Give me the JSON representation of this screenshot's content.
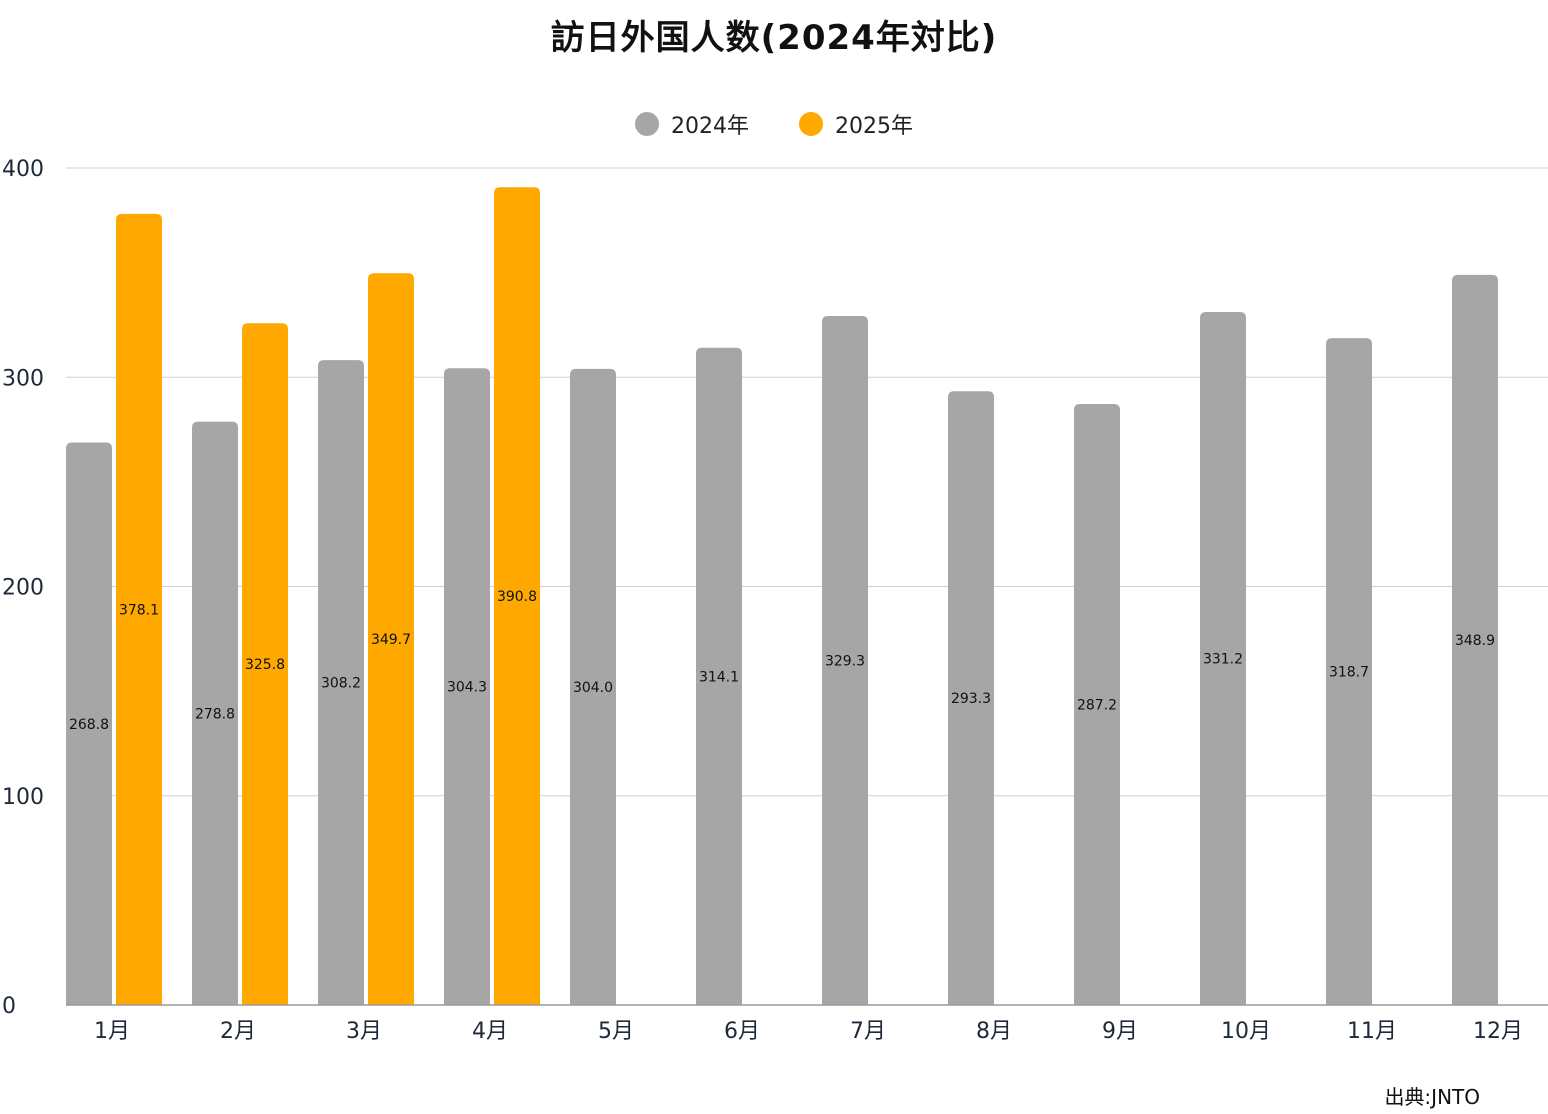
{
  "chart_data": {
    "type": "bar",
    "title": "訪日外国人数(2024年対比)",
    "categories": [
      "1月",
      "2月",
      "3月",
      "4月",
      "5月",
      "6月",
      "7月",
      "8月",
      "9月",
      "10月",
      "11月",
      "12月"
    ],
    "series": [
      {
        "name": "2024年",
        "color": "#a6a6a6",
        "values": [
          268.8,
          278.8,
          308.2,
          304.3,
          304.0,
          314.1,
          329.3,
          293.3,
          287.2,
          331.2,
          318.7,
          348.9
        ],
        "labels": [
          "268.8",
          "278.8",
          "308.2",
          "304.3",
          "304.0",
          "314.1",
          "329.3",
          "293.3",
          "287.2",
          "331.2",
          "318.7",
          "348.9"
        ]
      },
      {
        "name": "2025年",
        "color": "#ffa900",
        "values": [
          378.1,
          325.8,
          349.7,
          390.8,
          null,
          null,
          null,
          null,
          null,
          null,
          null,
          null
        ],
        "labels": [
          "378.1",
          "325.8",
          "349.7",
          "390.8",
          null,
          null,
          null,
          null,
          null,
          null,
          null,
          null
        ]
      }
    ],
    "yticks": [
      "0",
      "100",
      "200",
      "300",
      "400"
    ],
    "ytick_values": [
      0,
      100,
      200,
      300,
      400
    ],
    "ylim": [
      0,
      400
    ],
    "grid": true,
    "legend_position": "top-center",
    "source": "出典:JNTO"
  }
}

* * *

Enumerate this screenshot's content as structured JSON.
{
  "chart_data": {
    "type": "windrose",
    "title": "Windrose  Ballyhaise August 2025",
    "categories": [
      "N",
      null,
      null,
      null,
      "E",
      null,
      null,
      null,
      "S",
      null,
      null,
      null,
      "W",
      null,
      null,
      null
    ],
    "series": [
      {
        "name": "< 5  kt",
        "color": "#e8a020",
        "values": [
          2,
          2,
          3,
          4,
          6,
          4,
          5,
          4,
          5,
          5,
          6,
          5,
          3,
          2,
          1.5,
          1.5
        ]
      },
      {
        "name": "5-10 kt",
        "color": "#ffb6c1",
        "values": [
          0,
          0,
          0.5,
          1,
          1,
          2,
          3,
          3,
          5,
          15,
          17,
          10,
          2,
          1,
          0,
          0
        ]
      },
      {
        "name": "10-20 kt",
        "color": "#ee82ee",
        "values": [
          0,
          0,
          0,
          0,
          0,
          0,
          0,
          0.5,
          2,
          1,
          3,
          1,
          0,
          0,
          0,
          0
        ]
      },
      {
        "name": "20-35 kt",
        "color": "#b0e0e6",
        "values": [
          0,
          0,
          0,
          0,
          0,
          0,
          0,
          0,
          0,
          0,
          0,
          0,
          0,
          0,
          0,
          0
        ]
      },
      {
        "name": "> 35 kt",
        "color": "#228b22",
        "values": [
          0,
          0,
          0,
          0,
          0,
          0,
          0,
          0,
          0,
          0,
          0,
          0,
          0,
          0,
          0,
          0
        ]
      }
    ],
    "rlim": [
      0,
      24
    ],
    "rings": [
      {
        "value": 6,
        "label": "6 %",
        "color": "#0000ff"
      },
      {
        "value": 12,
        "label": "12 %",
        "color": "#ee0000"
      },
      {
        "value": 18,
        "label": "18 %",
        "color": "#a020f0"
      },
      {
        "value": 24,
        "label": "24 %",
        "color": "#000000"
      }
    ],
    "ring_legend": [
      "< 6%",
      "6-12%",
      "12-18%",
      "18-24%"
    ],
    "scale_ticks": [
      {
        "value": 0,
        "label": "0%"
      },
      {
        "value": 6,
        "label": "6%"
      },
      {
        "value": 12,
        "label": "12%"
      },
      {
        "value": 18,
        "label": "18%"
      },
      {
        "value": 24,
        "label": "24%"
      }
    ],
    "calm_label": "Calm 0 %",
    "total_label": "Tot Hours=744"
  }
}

_Written exercise_
Only lines with "screenshot" are wanted here; list each of them.

_Reply_
Give me the JSON representation of this screenshot's content.
Enumerate this screenshot's content as structured JSON.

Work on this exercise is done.